[Figure record listings]
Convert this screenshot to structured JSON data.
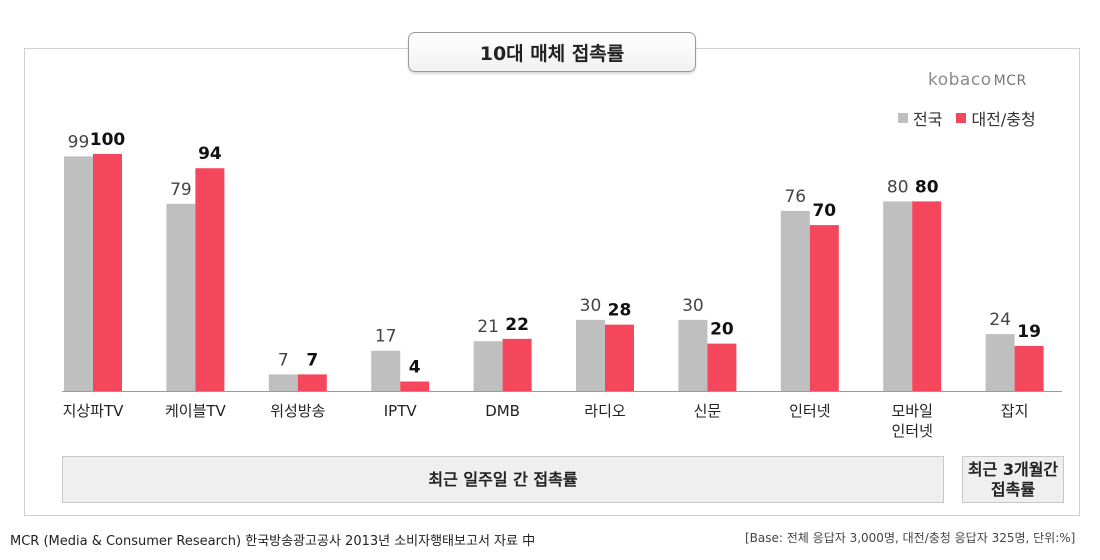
{
  "chart_data": {
    "type": "bar",
    "title": "10대 매체 접촉률",
    "categories": [
      "지상파TV",
      "케이블TV",
      "위성방송",
      "IPTV",
      "DMB",
      "라디오",
      "신문",
      "인터넷",
      "모바일\n인터넷",
      "잡지"
    ],
    "series": [
      {
        "name": "전국",
        "values": [
          99,
          79,
          7,
          17,
          21,
          30,
          30,
          76,
          80,
          24
        ],
        "color": "#bfbfbf"
      },
      {
        "name": "대전/충청",
        "values": [
          100,
          94,
          7,
          4,
          22,
          28,
          20,
          70,
          80,
          19
        ],
        "color": "#f4475b"
      }
    ],
    "ylim": [
      0,
      100
    ],
    "grid": false,
    "legend_position": "top-right",
    "groups": [
      "최근 일주일 간 접촉률",
      "최근 3개월간\n접촉률"
    ]
  },
  "brand": {
    "name": "kobaco",
    "suffix": "MCR"
  },
  "footer": {
    "source": "MCR (Media & Consumer Research) 한국방송광고공사 2013년 소비자행태보고서 자료 中",
    "base": "[Base: 전체 응답자 3,000명, 대전/충청 응답자 325명, 단위:%]"
  }
}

**What you are asked to do:** In your copy of the records, include no pictures; repeat everything else exactly.

**The response:**
Convert this screenshot to structured JSON data.
{
  "chart_data": {
    "type": "bar",
    "title": "10대 매체 접촉률",
    "categories": [
      "지상파TV",
      "케이블TV",
      "위성방송",
      "IPTV",
      "DMB",
      "라디오",
      "신문",
      "인터넷",
      "모바일\n인터넷",
      "잡지"
    ],
    "series": [
      {
        "name": "전국",
        "values": [
          99,
          79,
          7,
          17,
          21,
          30,
          30,
          76,
          80,
          24
        ],
        "color": "#bfbfbf"
      },
      {
        "name": "대전/충청",
        "values": [
          100,
          94,
          7,
          4,
          22,
          28,
          20,
          70,
          80,
          19
        ],
        "color": "#f4475b"
      }
    ],
    "ylim": [
      0,
      100
    ],
    "grid": false,
    "legend_position": "top-right",
    "groups": [
      "최근 일주일 간 접촉률",
      "최근 3개월간\n접촉률"
    ]
  },
  "brand": {
    "name": "kobaco",
    "suffix": "MCR"
  },
  "footer": {
    "source": "MCR (Media & Consumer Research) 한국방송광고공사 2013년 소비자행태보고서 자료 中",
    "base": "[Base: 전체 응답자 3,000명, 대전/충청 응답자 325명, 단위:%]"
  }
}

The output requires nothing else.